- **TO DO**: Print the lines below word for word, from the start of the records through the line that contains "chart-suptitle: Incident Type: conviction, Placebo=True,…", and print nothing past that line.

(Records from a collection)
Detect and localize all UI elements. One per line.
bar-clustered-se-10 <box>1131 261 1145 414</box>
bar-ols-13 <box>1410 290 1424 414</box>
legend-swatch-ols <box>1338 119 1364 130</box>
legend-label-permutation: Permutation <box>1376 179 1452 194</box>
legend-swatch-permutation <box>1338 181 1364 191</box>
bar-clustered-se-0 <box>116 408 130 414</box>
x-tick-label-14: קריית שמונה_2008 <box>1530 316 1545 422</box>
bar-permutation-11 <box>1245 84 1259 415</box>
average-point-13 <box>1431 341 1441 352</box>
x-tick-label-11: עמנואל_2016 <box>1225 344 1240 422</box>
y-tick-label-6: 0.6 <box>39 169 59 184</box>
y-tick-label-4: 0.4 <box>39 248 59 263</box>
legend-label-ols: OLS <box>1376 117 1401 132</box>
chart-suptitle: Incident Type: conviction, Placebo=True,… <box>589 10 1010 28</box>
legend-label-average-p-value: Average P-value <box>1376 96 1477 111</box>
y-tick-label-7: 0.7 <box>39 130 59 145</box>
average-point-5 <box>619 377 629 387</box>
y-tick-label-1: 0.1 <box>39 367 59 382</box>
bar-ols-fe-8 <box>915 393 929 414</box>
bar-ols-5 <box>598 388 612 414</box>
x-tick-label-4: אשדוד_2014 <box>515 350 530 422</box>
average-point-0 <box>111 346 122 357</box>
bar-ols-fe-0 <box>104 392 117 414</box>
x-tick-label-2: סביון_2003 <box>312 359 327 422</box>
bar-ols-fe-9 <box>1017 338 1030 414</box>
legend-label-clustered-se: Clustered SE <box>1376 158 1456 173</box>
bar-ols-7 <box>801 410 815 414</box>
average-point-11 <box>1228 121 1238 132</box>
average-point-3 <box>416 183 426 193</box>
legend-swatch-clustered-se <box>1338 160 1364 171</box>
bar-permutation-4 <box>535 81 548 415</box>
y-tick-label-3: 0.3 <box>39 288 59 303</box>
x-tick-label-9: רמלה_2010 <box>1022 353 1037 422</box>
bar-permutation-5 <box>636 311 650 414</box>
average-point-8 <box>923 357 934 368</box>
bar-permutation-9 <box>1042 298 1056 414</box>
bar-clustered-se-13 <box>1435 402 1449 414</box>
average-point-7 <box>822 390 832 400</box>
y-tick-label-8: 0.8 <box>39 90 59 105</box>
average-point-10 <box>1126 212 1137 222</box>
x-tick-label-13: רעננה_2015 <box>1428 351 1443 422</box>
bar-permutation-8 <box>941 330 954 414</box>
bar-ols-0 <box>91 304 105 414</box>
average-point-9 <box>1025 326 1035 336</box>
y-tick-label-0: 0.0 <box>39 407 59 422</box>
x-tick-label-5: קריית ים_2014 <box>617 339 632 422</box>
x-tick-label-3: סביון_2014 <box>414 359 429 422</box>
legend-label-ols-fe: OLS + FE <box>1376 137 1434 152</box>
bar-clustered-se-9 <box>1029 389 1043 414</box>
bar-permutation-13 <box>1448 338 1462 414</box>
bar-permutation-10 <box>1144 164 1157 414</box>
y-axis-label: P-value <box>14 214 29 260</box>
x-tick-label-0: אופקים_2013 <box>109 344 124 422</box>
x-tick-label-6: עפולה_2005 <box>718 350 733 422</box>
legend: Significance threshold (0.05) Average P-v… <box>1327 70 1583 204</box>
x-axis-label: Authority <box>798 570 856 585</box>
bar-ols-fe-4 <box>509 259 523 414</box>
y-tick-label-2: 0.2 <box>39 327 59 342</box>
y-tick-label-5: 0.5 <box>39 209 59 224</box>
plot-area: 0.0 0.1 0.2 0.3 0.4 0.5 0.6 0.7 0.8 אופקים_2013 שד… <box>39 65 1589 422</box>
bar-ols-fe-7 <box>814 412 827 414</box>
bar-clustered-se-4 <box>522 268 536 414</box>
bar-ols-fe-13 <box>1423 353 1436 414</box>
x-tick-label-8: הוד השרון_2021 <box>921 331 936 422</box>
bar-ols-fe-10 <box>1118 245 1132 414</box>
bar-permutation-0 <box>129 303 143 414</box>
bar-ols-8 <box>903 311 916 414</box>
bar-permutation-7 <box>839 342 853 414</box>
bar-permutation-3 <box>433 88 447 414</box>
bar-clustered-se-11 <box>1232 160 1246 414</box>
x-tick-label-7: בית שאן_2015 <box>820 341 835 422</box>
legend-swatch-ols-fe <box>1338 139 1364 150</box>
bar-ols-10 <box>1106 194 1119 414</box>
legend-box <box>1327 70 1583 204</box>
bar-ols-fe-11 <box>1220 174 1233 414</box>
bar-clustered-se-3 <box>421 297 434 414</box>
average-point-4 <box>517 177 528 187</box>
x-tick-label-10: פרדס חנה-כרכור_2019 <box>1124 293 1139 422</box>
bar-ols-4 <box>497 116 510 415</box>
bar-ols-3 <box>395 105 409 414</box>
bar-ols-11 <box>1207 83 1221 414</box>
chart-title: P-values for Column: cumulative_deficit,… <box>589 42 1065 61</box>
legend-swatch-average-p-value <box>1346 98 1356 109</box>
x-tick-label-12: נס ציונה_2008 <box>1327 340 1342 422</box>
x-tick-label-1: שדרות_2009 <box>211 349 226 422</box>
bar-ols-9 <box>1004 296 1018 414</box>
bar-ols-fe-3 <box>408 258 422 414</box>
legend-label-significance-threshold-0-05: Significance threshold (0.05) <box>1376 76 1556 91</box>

- **ANSWER TO THE PROBLEM**:
Detect and localize all UI elements. One per line.
bar-clustered-se-10 <box>1131 261 1145 414</box>
bar-ols-13 <box>1410 290 1424 414</box>
legend-swatch-ols <box>1338 119 1364 130</box>
legend-label-permutation: Permutation <box>1376 179 1452 194</box>
legend-swatch-permutation <box>1338 181 1364 191</box>
bar-clustered-se-0 <box>116 408 130 414</box>
x-tick-label-14: קריית שמונה_2008 <box>1530 316 1545 422</box>
bar-permutation-11 <box>1245 84 1259 415</box>
average-point-13 <box>1431 341 1441 352</box>
x-tick-label-11: עמנואל_2016 <box>1225 344 1240 422</box>
y-tick-label-6: 0.6 <box>39 169 59 184</box>
y-tick-label-4: 0.4 <box>39 248 59 263</box>
legend-label-ols: OLS <box>1376 117 1401 132</box>
chart-suptitle: Incident Type: conviction, Placebo=True,… <box>589 10 1010 28</box>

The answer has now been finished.